Write the material out again in full, word for word. Do not include the pictures.
[start of Data for the task]
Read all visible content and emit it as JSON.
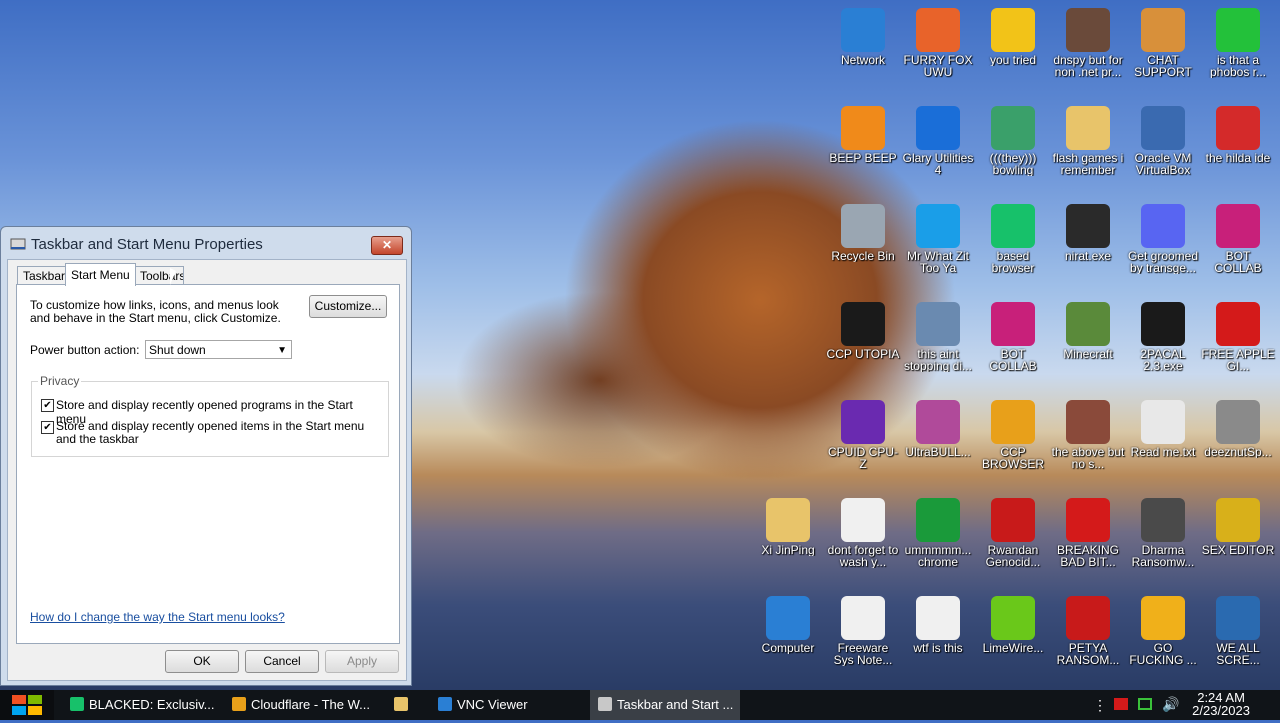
{
  "desktop_icons": [
    {
      "label": "Network",
      "icon": "network-icon",
      "color": "#2a7fd4",
      "col": 0,
      "row": 0
    },
    {
      "label": "FURRY FOX UWU",
      "icon": "firefox-icon",
      "color": "#e8632a",
      "col": 1,
      "row": 0
    },
    {
      "label": "you tried",
      "icon": "star-icon",
      "color": "#f2c318",
      "col": 2,
      "row": 0
    },
    {
      "label": "dnspy but for non .net pr...",
      "icon": "portrait-icon",
      "color": "#6a4a3a",
      "col": 3,
      "row": 0
    },
    {
      "label": "CHAT SUPPORT",
      "icon": "person-icon",
      "color": "#d8903a",
      "col": 4,
      "row": 0
    },
    {
      "label": "is that a phobos r...",
      "icon": "dots-icon",
      "color": "#23c13a",
      "col": 5,
      "row": 0
    },
    {
      "label": "BEEP BEEP",
      "icon": "vlc-icon",
      "color": "#f08a1a",
      "col": 0,
      "row": 1
    },
    {
      "label": "Glary Utilities 4",
      "icon": "moon-icon",
      "color": "#1a6ed8",
      "col": 1,
      "row": 1
    },
    {
      "label": "(((they))) bowling",
      "icon": "elf-icon",
      "color": "#3aa06a",
      "col": 2,
      "row": 1
    },
    {
      "label": "flash games i remember",
      "icon": "folder-icon",
      "color": "#e8c46a",
      "col": 3,
      "row": 1
    },
    {
      "label": "Oracle VM VirtualBox",
      "icon": "virtualbox-icon",
      "color": "#3a6ab0",
      "col": 4,
      "row": 1
    },
    {
      "label": "the hilda ide",
      "icon": "devcpp-icon",
      "color": "#d42a2a",
      "col": 5,
      "row": 1
    },
    {
      "label": "Recycle Bin",
      "icon": "recycle-bin-icon",
      "color": "#9aa6b2",
      "col": 0,
      "row": 2
    },
    {
      "label": "Mr What Zit Too Ya",
      "icon": "skype-icon",
      "color": "#1a9ee8",
      "col": 1,
      "row": 2
    },
    {
      "label": "based browser",
      "icon": "document-green-icon",
      "color": "#17c16a",
      "col": 2,
      "row": 2
    },
    {
      "label": "nirat.exe",
      "icon": "skull-icon",
      "color": "#2a2a2a",
      "col": 3,
      "row": 2
    },
    {
      "label": "Get groomed by transge...",
      "icon": "discord-icon",
      "color": "#5865f2",
      "col": 4,
      "row": 2
    },
    {
      "label": "BOT COLLAB",
      "icon": "monitor-pink-icon",
      "color": "#c8207a",
      "col": 5,
      "row": 2
    },
    {
      "label": "CCP UTOPIA",
      "icon": "red-circle-icon",
      "color": "#1a1a1a",
      "col": 0,
      "row": 3
    },
    {
      "label": "this aint stopping di...",
      "icon": "computer-search-icon",
      "color": "#6a8ab0",
      "col": 1,
      "row": 3
    },
    {
      "label": "BOT COLLAB",
      "icon": "monitor-pink-icon",
      "color": "#c8207a",
      "col": 2,
      "row": 3
    },
    {
      "label": "Minecraft",
      "icon": "minecraft-icon",
      "color": "#5a8a3a",
      "col": 3,
      "row": 3
    },
    {
      "label": "2PACAL 2.3.exe",
      "icon": "console-icon",
      "color": "#1a1a1a",
      "col": 4,
      "row": 3
    },
    {
      "label": "FREE APPLE GI...",
      "icon": "apple-icon",
      "color": "#d41a1a",
      "col": 5,
      "row": 3
    },
    {
      "label": "CPUID CPU-Z",
      "icon": "cpuz-icon",
      "color": "#6a2ab0",
      "col": 0,
      "row": 4
    },
    {
      "label": "UltraBULL...",
      "icon": "disc-icon",
      "color": "#b04a9a",
      "col": 1,
      "row": 4
    },
    {
      "label": "CCP BROWSER",
      "icon": "colorwheel-icon",
      "color": "#e8a01a",
      "col": 2,
      "row": 4
    },
    {
      "label": "the above but no s...",
      "icon": "portrait-64-icon",
      "color": "#8a4a3a",
      "col": 3,
      "row": 4
    },
    {
      "label": "Read me.txt",
      "icon": "text-file-icon",
      "color": "#e8e8e8",
      "col": 4,
      "row": 4
    },
    {
      "label": "deeznutSp...",
      "icon": "stack-icon",
      "color": "#8a8a8a",
      "col": 5,
      "row": 4
    },
    {
      "label": "Xi JinPing",
      "icon": "folder-person-icon",
      "color": "#e8c46a",
      "col": -1,
      "row": 5
    },
    {
      "label": "dont forget to wash y...",
      "icon": "calendar-file-icon",
      "color": "#f0f0f0",
      "col": 0,
      "row": 5
    },
    {
      "label": "ummmmm... chrome",
      "icon": "chrome-icon",
      "color": "#1a9a3a",
      "col": 1,
      "row": 5
    },
    {
      "label": "Rwandan Genocid...",
      "icon": "meme-icon",
      "color": "#c81a1a",
      "col": 2,
      "row": 5
    },
    {
      "label": "BREAKING BAD BIT...",
      "icon": "angry-bird-icon",
      "color": "#d41a1a",
      "col": 3,
      "row": 5
    },
    {
      "label": "Dharma Ransomw...",
      "icon": "skull-metal-icon",
      "color": "#4a4a4a",
      "col": 4,
      "row": 5
    },
    {
      "label": "SEX EDITOR",
      "icon": "hxd-icon",
      "color": "#d8b01a",
      "col": 5,
      "row": 5
    },
    {
      "label": "Computer",
      "icon": "computer-icon",
      "color": "#2a7fd4",
      "col": -1,
      "row": 6
    },
    {
      "label": "Freeware Sys Note...",
      "icon": "blank-file-icon",
      "color": "#f0f0f0",
      "col": 0,
      "row": 6
    },
    {
      "label": "wtf is this",
      "icon": "calendar-file-icon",
      "color": "#f0f0f0",
      "col": 1,
      "row": 6
    },
    {
      "label": "LimeWire...",
      "icon": "limewire-icon",
      "color": "#6ac81a",
      "col": 2,
      "row": 6
    },
    {
      "label": "PETYA RANSOM...",
      "icon": "skull-red-icon",
      "color": "#c81a1a",
      "col": 3,
      "row": 6
    },
    {
      "label": "GO FUCKING ...",
      "icon": "de-icon",
      "color": "#f0b01a",
      "col": 4,
      "row": 6
    },
    {
      "label": "WE ALL SCRE...",
      "icon": "computer-blue-icon",
      "color": "#2a6ab0",
      "col": 5,
      "row": 6
    }
  ],
  "dialog": {
    "title": "Taskbar and Start Menu Properties",
    "close_label": "✕",
    "tabs": [
      "Taskbar",
      "Start Menu",
      "Toolbars"
    ],
    "description": "To customize how links, icons, and menus look and behave in the Start menu, click Customize.",
    "customize_label": "Customize...",
    "power_label": "Power button action:",
    "power_value": "Shut down",
    "privacy_label": "Privacy",
    "check1": "Store and display recently opened programs in the Start menu",
    "check2": "Store and display recently opened items in the Start menu and the taskbar",
    "check_mark": "✔",
    "help_link": "How do I change the way the Start menu looks?",
    "ok_label": "OK",
    "cancel_label": "Cancel",
    "apply_label": "Apply"
  },
  "taskbar": {
    "items": [
      {
        "label": "BLACKED: Exclusiv...",
        "icon": "document-green-icon",
        "color": "#17c16a"
      },
      {
        "label": "Cloudflare - The W...",
        "icon": "chrome-icon",
        "color": "#e8a01a"
      },
      {
        "label": "",
        "icon": "folder-icon",
        "color": "#e8c46a"
      },
      {
        "label": "VNC Viewer",
        "icon": "vnc-icon",
        "color": "#2a7fd4"
      },
      {
        "label": "Taskbar and Start ...",
        "icon": "properties-icon",
        "color": "#c8c8c8"
      }
    ],
    "time": "2:24 AM",
    "date": "2/23/2023"
  }
}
[end of Data for the task]
*Answer to this problem*
Read all visible content and emit it as JSON.
{
  "desktop_icons": [
    {
      "label": "Network",
      "icon": "network-icon",
      "color": "#2a7fd4",
      "col": 0,
      "row": 0
    },
    {
      "label": "FURRY FOX UWU",
      "icon": "firefox-icon",
      "color": "#e8632a",
      "col": 1,
      "row": 0
    },
    {
      "label": "you tried",
      "icon": "star-icon",
      "color": "#f2c318",
      "col": 2,
      "row": 0
    },
    {
      "label": "dnspy but for non .net pr...",
      "icon": "portrait-icon",
      "color": "#6a4a3a",
      "col": 3,
      "row": 0
    },
    {
      "label": "CHAT SUPPORT",
      "icon": "person-icon",
      "color": "#d8903a",
      "col": 4,
      "row": 0
    },
    {
      "label": "is that a phobos r...",
      "icon": "dots-icon",
      "color": "#23c13a",
      "col": 5,
      "row": 0
    },
    {
      "label": "BEEP BEEP",
      "icon": "vlc-icon",
      "color": "#f08a1a",
      "col": 0,
      "row": 1
    },
    {
      "label": "Glary Utilities 4",
      "icon": "moon-icon",
      "color": "#1a6ed8",
      "col": 1,
      "row": 1
    },
    {
      "label": "(((they))) bowling",
      "icon": "elf-icon",
      "color": "#3aa06a",
      "col": 2,
      "row": 1
    },
    {
      "label": "flash games i remember",
      "icon": "folder-icon",
      "color": "#e8c46a",
      "col": 3,
      "row": 1
    },
    {
      "label": "Oracle VM VirtualBox",
      "icon": "virtualbox-icon",
      "color": "#3a6ab0",
      "col": 4,
      "row": 1
    },
    {
      "label": "the hilda ide",
      "icon": "devcpp-icon",
      "color": "#d42a2a",
      "col": 5,
      "row": 1
    },
    {
      "label": "Recycle Bin",
      "icon": "recycle-bin-icon",
      "color": "#9aa6b2",
      "col": 0,
      "row": 2
    },
    {
      "label": "Mr What Zit Too Ya",
      "icon": "skype-icon",
      "color": "#1a9ee8",
      "col": 1,
      "row": 2
    },
    {
      "label": "based browser",
      "icon": "document-green-icon",
      "color": "#17c16a",
      "col": 2,
      "row": 2
    },
    {
      "label": "nirat.exe",
      "icon": "skull-icon",
      "color": "#2a2a2a",
      "col": 3,
      "row": 2
    },
    {
      "label": "Get groomed by transge...",
      "icon": "discord-icon",
      "color": "#5865f2",
      "col": 4,
      "row": 2
    },
    {
      "label": "BOT COLLAB",
      "icon": "monitor-pink-icon",
      "color": "#c8207a",
      "col": 5,
      "row": 2
    },
    {
      "label": "CCP UTOPIA",
      "icon": "red-circle-icon",
      "color": "#1a1a1a",
      "col": 0,
      "row": 3
    },
    {
      "label": "this aint stopping di...",
      "icon": "computer-search-icon",
      "color": "#6a8ab0",
      "col": 1,
      "row": 3
    },
    {
      "label": "BOT COLLAB",
      "icon": "monitor-pink-icon",
      "color": "#c8207a",
      "col": 2,
      "row": 3
    },
    {
      "label": "Minecraft",
      "icon": "minecraft-icon",
      "color": "#5a8a3a",
      "col": 3,
      "row": 3
    },
    {
      "label": "2PACAL 2.3.exe",
      "icon": "console-icon",
      "color": "#1a1a1a",
      "col": 4,
      "row": 3
    },
    {
      "label": "FREE APPLE GI...",
      "icon": "apple-icon",
      "color": "#d41a1a",
      "col": 5,
      "row": 3
    },
    {
      "label": "CPUID CPU-Z",
      "icon": "cpuz-icon",
      "color": "#6a2ab0",
      "col": 0,
      "row": 4
    },
    {
      "label": "UltraBULL...",
      "icon": "disc-icon",
      "color": "#b04a9a",
      "col": 1,
      "row": 4
    },
    {
      "label": "CCP BROWSER",
      "icon": "colorwheel-icon",
      "color": "#e8a01a",
      "col": 2,
      "row": 4
    },
    {
      "label": "the above but no s...",
      "icon": "portrait-64-icon",
      "color": "#8a4a3a",
      "col": 3,
      "row": 4
    },
    {
      "label": "Read me.txt",
      "icon": "text-file-icon",
      "color": "#e8e8e8",
      "col": 4,
      "row": 4
    },
    {
      "label": "deeznutSp...",
      "icon": "stack-icon",
      "color": "#8a8a8a",
      "col": 5,
      "row": 4
    },
    {
      "label": "Xi JinPing",
      "icon": "folder-person-icon",
      "color": "#e8c46a",
      "col": -1,
      "row": 5
    },
    {
      "label": "dont forget to wash y...",
      "icon": "calendar-file-icon",
      "color": "#f0f0f0",
      "col": 0,
      "row": 5
    },
    {
      "label": "ummmmm... chrome",
      "icon": "chrome-icon",
      "color": "#1a9a3a",
      "col": 1,
      "row": 5
    },
    {
      "label": "Rwandan Genocid...",
      "icon": "meme-icon",
      "color": "#c81a1a",
      "col": 2,
      "row": 5
    },
    {
      "label": "BREAKING BAD BIT...",
      "icon": "angry-bird-icon",
      "color": "#d41a1a",
      "col": 3,
      "row": 5
    },
    {
      "label": "Dharma Ransomw...",
      "icon": "skull-metal-icon",
      "color": "#4a4a4a",
      "col": 4,
      "row": 5
    },
    {
      "label": "SEX EDITOR",
      "icon": "hxd-icon",
      "color": "#d8b01a",
      "col": 5,
      "row": 5
    },
    {
      "label": "Computer",
      "icon": "computer-icon",
      "color": "#2a7fd4",
      "col": -1,
      "row": 6
    },
    {
      "label": "Freeware Sys Note...",
      "icon": "blank-file-icon",
      "color": "#f0f0f0",
      "col": 0,
      "row": 6
    },
    {
      "label": "wtf is this",
      "icon": "calendar-file-icon",
      "color": "#f0f0f0",
      "col": 1,
      "row": 6
    },
    {
      "label": "LimeWire...",
      "icon": "limewire-icon",
      "color": "#6ac81a",
      "col": 2,
      "row": 6
    },
    {
      "label": "PETYA RANSOM...",
      "icon": "skull-red-icon",
      "color": "#c81a1a",
      "col": 3,
      "row": 6
    },
    {
      "label": "GO FUCKING ...",
      "icon": "de-icon",
      "color": "#f0b01a",
      "col": 4,
      "row": 6
    },
    {
      "label": "WE ALL SCRE...",
      "icon": "computer-blue-icon",
      "color": "#2a6ab0",
      "col": 5,
      "row": 6
    }
  ],
  "dialog": {
    "title": "Taskbar and Start Menu Properties",
    "close_label": "✕",
    "tabs": [
      "Taskbar",
      "Start Menu",
      "Toolbars"
    ],
    "description": "To customize how links, icons, and menus look and behave in the Start menu, click Customize.",
    "customize_label": "Customize...",
    "power_label": "Power button action:",
    "power_value": "Shut down",
    "privacy_label": "Privacy",
    "check1": "Store and display recently opened programs in the Start menu",
    "check2": "Store and display recently opened items in the Start menu and the taskbar",
    "check_mark": "✔",
    "help_link": "How do I change the way the Start menu looks?",
    "ok_label": "OK",
    "cancel_label": "Cancel",
    "apply_label": "Apply"
  },
  "taskbar": {
    "items": [
      {
        "label": "BLACKED: Exclusiv...",
        "icon": "document-green-icon",
        "color": "#17c16a"
      },
      {
        "label": "Cloudflare - The W...",
        "icon": "chrome-icon",
        "color": "#e8a01a"
      },
      {
        "label": "",
        "icon": "folder-icon",
        "color": "#e8c46a"
      },
      {
        "label": "VNC Viewer",
        "icon": "vnc-icon",
        "color": "#2a7fd4"
      },
      {
        "label": "Taskbar and Start ...",
        "icon": "properties-icon",
        "color": "#c8c8c8"
      }
    ],
    "time": "2:24 AM",
    "date": "2/23/2023"
  }
}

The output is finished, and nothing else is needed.